> _Extracto del documento_:
No se necesita ser émulo de Paul Samuelson, Premio Nobel de Economía, para saber que las economías centralizadas generan estrechez y pobreza; constriñen el desarrollo y degeneran en el planeamiento de la vida ciudadana. Basta con la experiencia. Pero también es cierto que una economía de mercado sin restricción alguna impide la justicia social. En la práctica ambas se asemejan. De manera que requerimos de un modelo intermedio para garantizar el principio de la distribución del poder y propiciar oportunidades más equitativas dentro de un sistema de libre concurrencia.

En el modelo dominicano, la pronunciada presencia del Gobierno en la actividad económica genera una peligrosa asociación de funcionarios y empresarios corruptos con los resultados que todos aquí conocemos.

> _Entradas_:
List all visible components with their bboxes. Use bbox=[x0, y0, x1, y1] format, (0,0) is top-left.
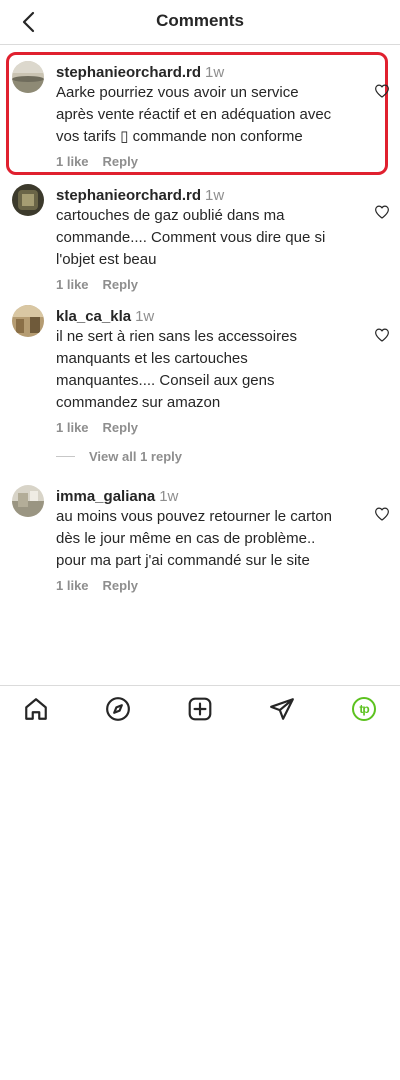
comment-text: cartouches de gaz oublié dans ma command… bbox=[56, 207, 326, 268]
reply-button[interactable]: Reply bbox=[103, 277, 138, 292]
bottom-nav: tp bbox=[0, 685, 400, 732]
nav-profile[interactable]: tp bbox=[351, 696, 377, 722]
avatar[interactable] bbox=[12, 485, 44, 517]
reply-button[interactable]: Reply bbox=[103, 154, 138, 169]
heart-icon[interactable] bbox=[374, 204, 390, 220]
nav-direct[interactable] bbox=[269, 696, 295, 722]
comment-body: imma_galiana 1w au moins vous pouvez reto… bbox=[56, 488, 346, 593]
comment-body: stephanieorchard.rd 1w Aarke pourriez vou… bbox=[56, 64, 346, 169]
avatar[interactable] bbox=[12, 305, 44, 337]
view-replies-label: View all 1 reply bbox=[89, 449, 182, 464]
comment-body: stephanieorchard.rd 1w cartouches de gaz … bbox=[56, 187, 346, 292]
comment-username[interactable]: imma_galiana bbox=[56, 488, 155, 505]
nav-create[interactable] bbox=[187, 696, 213, 722]
explore-icon bbox=[106, 697, 130, 721]
comment-body: kla_ca_kla 1w il ne sert à rien sans les … bbox=[56, 308, 346, 435]
home-icon bbox=[25, 698, 47, 720]
comment-time: 1w bbox=[205, 187, 225, 204]
comment-text: il ne sert à rien sans les accessoires m… bbox=[56, 328, 297, 411]
comment-username[interactable]: kla_ca_kla bbox=[56, 308, 131, 325]
avatar[interactable] bbox=[12, 61, 44, 93]
comment-username[interactable]: stephanieorchard.rd bbox=[56, 187, 201, 204]
comment-likes[interactable]: 1 like bbox=[56, 578, 89, 593]
nav-explore[interactable] bbox=[105, 696, 131, 722]
comment-time: 1w bbox=[159, 488, 179, 505]
heart-icon[interactable] bbox=[374, 83, 390, 99]
comment-likes[interactable]: 1 like bbox=[56, 154, 89, 169]
comment-text: Aarke pourriez vous avoir un service apr… bbox=[56, 84, 332, 145]
comment-time: 1w bbox=[205, 64, 225, 81]
divider bbox=[56, 456, 75, 457]
nav-home[interactable] bbox=[23, 696, 49, 722]
comment-time: 1w bbox=[135, 308, 155, 325]
view-replies-button[interactable]: View all 1 reply bbox=[56, 449, 182, 464]
comment-text: au moins vous pouvez retourner le carton… bbox=[56, 508, 332, 569]
comment-likes[interactable]: 1 like bbox=[56, 277, 89, 292]
comment-likes[interactable]: 1 like bbox=[56, 420, 89, 435]
page-title: Comments bbox=[156, 11, 244, 30]
direct-message-icon bbox=[270, 698, 294, 720]
profile-avatar: tp bbox=[352, 697, 376, 721]
create-icon bbox=[188, 697, 212, 721]
heart-icon[interactable] bbox=[374, 327, 390, 343]
heart-icon[interactable] bbox=[374, 506, 390, 522]
reply-button[interactable]: Reply bbox=[103, 578, 138, 593]
comment-username[interactable]: stephanieorchard.rd bbox=[56, 64, 201, 81]
reply-button[interactable]: Reply bbox=[103, 420, 138, 435]
header: Comments bbox=[0, 0, 400, 45]
avatar[interactable] bbox=[12, 184, 44, 216]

> _Qué harás_:
**1)** Enumera, por favor, los efectos que el fragmento sobre modelos económicos atribuye a las economías centralizadas.
**2)** Prosigue el fragmento sobre modelos económicos a partir de su última oración.

> _Resultados en orden_:
**1)**
- Generan estrechez.
- Generan pobreza.
- Constriñen el desarrollo.
- Degeneran en el planeamiento de la vida ciudadana.

**2)**
Uno de los grandes males que se arrastran gobierno tras gobierno es el enorme poder discrecional de los funcionarios públicos. Esa peculiar característica del ambiente político frena el desarrollo y paraliza todo esfuerzo encaminado a elevar el nivel de transparencia de las ejecutorias en la esfera estatal. No me refiero sólo a las facultades casi monárquicas del presidente emanadas primero del artículo 55 de la Constitución ya derogada y ahora diseminadas en el texto de la Constitución promulgada a comienzos del 2010.

Me refiero por igual a la capacidad que posee cualquier burócrata, de alto, medio o bajo nivel, para detener una inversión o entorpecer un proyecto industrial, con base en el más insignificante e injustificado tecnicismo o simplemente porque le viene en gana, si alguien le cae pesado o no se le atiende debidamente. Con la Carta Magna del 2010 llegó a creerse una oportunidad para eliminar esas y otras prácticas viciosas, pero es evidente que nada de eso ha cambiado.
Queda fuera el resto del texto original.